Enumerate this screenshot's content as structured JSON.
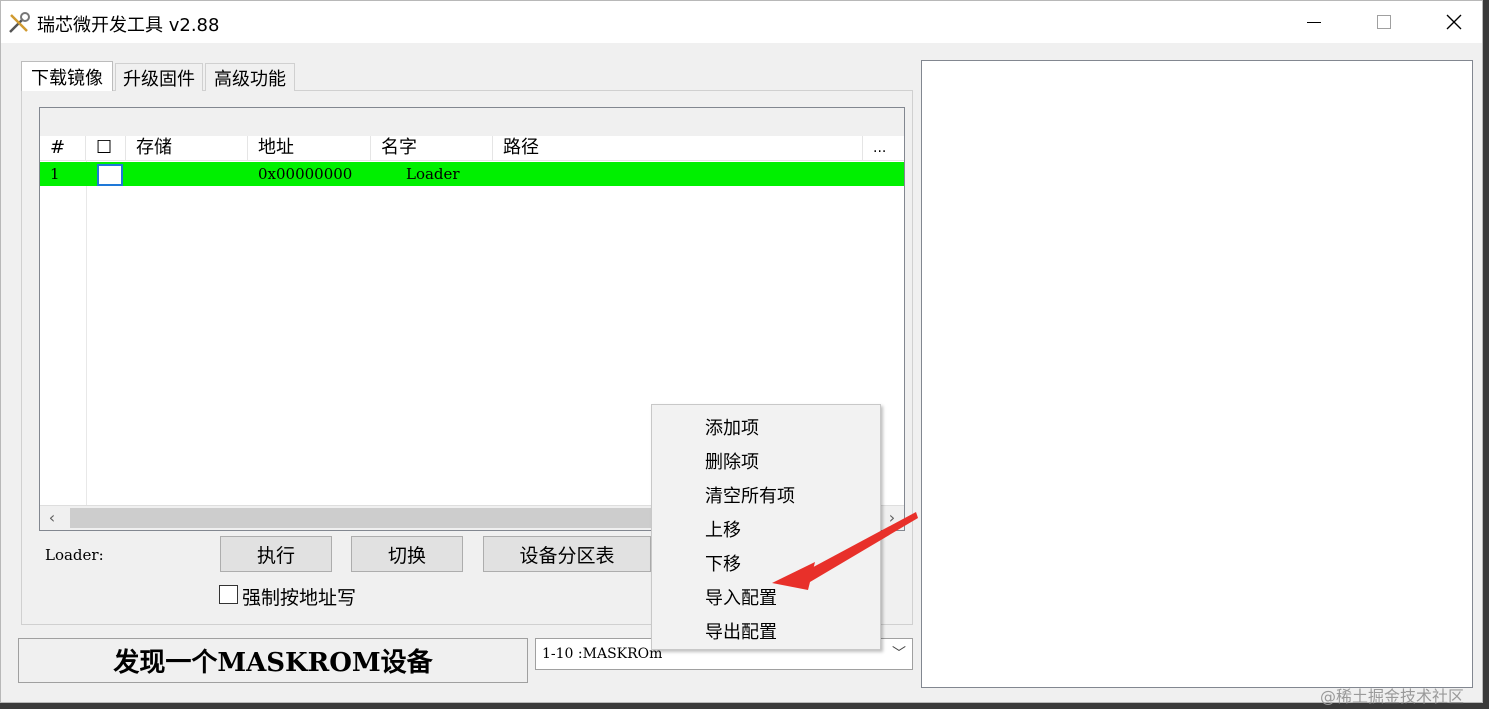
{
  "window": {
    "title": "瑞芯微开发工具 v2.88",
    "app_icon": "tools-icon"
  },
  "tabs": [
    {
      "label": "下载镜像",
      "active": true
    },
    {
      "label": "升级固件",
      "active": false
    },
    {
      "label": "高级功能",
      "active": false
    }
  ],
  "table": {
    "columns": [
      "#",
      "",
      "存储",
      "地址",
      "名字",
      "路径",
      "..."
    ],
    "header_checkbox": "☐",
    "rows": [
      {
        "index": "1",
        "checked": false,
        "storage": "",
        "address": "0x00000000",
        "name": "Loader",
        "path": "",
        "highlight_color": "#00f000"
      }
    ]
  },
  "buttons": {
    "execute": "执行",
    "switch": "切换",
    "partition_table": "设备分区表"
  },
  "loader_label": "Loader:",
  "force_write": {
    "label": "强制按地址写",
    "checked": false
  },
  "status": {
    "text": "发现一个MASKROM设备"
  },
  "device_select": {
    "value": "1-10 :MASKROm"
  },
  "context_menu": {
    "items": [
      "添加项",
      "删除项",
      "清空所有项",
      "上移",
      "下移",
      "导入配置",
      "导出配置"
    ]
  },
  "watermark": "@稀土掘金技术社区",
  "colors": {
    "row_highlight": "#00f000",
    "arrow": "#e8302a",
    "selection_blue": "#1e78d7"
  }
}
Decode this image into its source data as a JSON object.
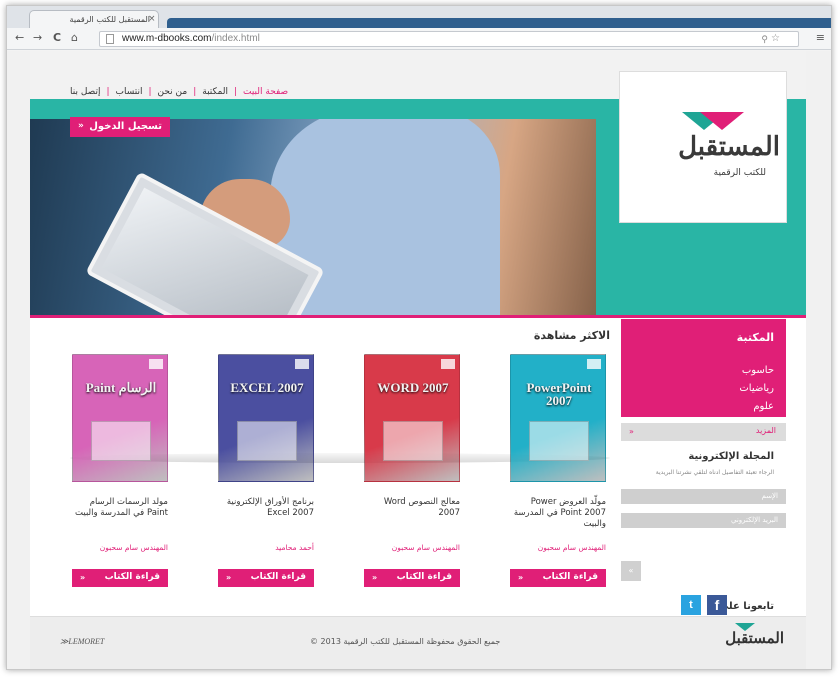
{
  "browser": {
    "tab_title": "المستقبل للكتب الرقمية",
    "tab_close": "×",
    "back": "←",
    "forward": "→",
    "reload": "C",
    "home": "⌂",
    "url_host": "www.m-dbooks.com",
    "url_path": "/index.html",
    "zoom_icon": "⚲",
    "star_icon": "☆",
    "menu_icon": "≡"
  },
  "nav": {
    "items": [
      "صفحة البيت",
      "المكتبة",
      "من نحن",
      "انتساب",
      "إتصل بنا"
    ],
    "separator": "|"
  },
  "header": {
    "login_label": "تسجيل الدخول",
    "arrow": "«",
    "logo_text": "المستقبل",
    "logo_sub": "للكتب الرقمية"
  },
  "sidebar": {
    "library_title": "المكتبة",
    "library_items": [
      "حاسوب",
      "رياضيات",
      "علوم"
    ],
    "more_label": "المزيد",
    "magazine_title": "المجلة الإلكترونية",
    "magazine_desc": "الرجاء تعبئة التفاصيل ادناه لتلقي نشرتنا البريدية",
    "name_placeholder": "الإسم",
    "email_placeholder": "البريد الإلكتروني",
    "submit_label": "«",
    "follow_label": "تابعونا على",
    "facebook": "f",
    "twitter": "t"
  },
  "main": {
    "section_title": "الاكثر مشاهدة",
    "read_label": "قراءة الكتاب",
    "books": [
      {
        "cover_title": "PowerPoint 2007",
        "title": "مولّد العروض Power Point 2007 في المدرسة والبيت",
        "author": "المهندس سام سحبون",
        "color": "#22b0c8"
      },
      {
        "cover_title": "WORD 2007",
        "title": "معالج النصوص Word 2007",
        "author": "المهندس سام سحبون",
        "color": "#d83a4a"
      },
      {
        "cover_title": "EXCEL 2007",
        "title": "برنامج الأوراق الإلكترونية Excel 2007",
        "author": "أحمد محاميد",
        "color": "#4b4fa0"
      },
      {
        "cover_title": "Paint الرسام",
        "title": "مولد الرسمات الرسام Paint في المدرسة والبيت",
        "author": "المهندس سام سحبون",
        "color": "#d764b8"
      }
    ]
  },
  "footer": {
    "logo_text": "المستقبل",
    "copyright": "جميع الحقوق محفوظة المستقبل للكتب الرقمية 2013 ©",
    "credit": "≫LEMORET"
  }
}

**Directions for this task**
Pull every line containing "false" from the data.

**Completed exercise**
      "active": false
      "active": false
        "checked": false,
    "checked": false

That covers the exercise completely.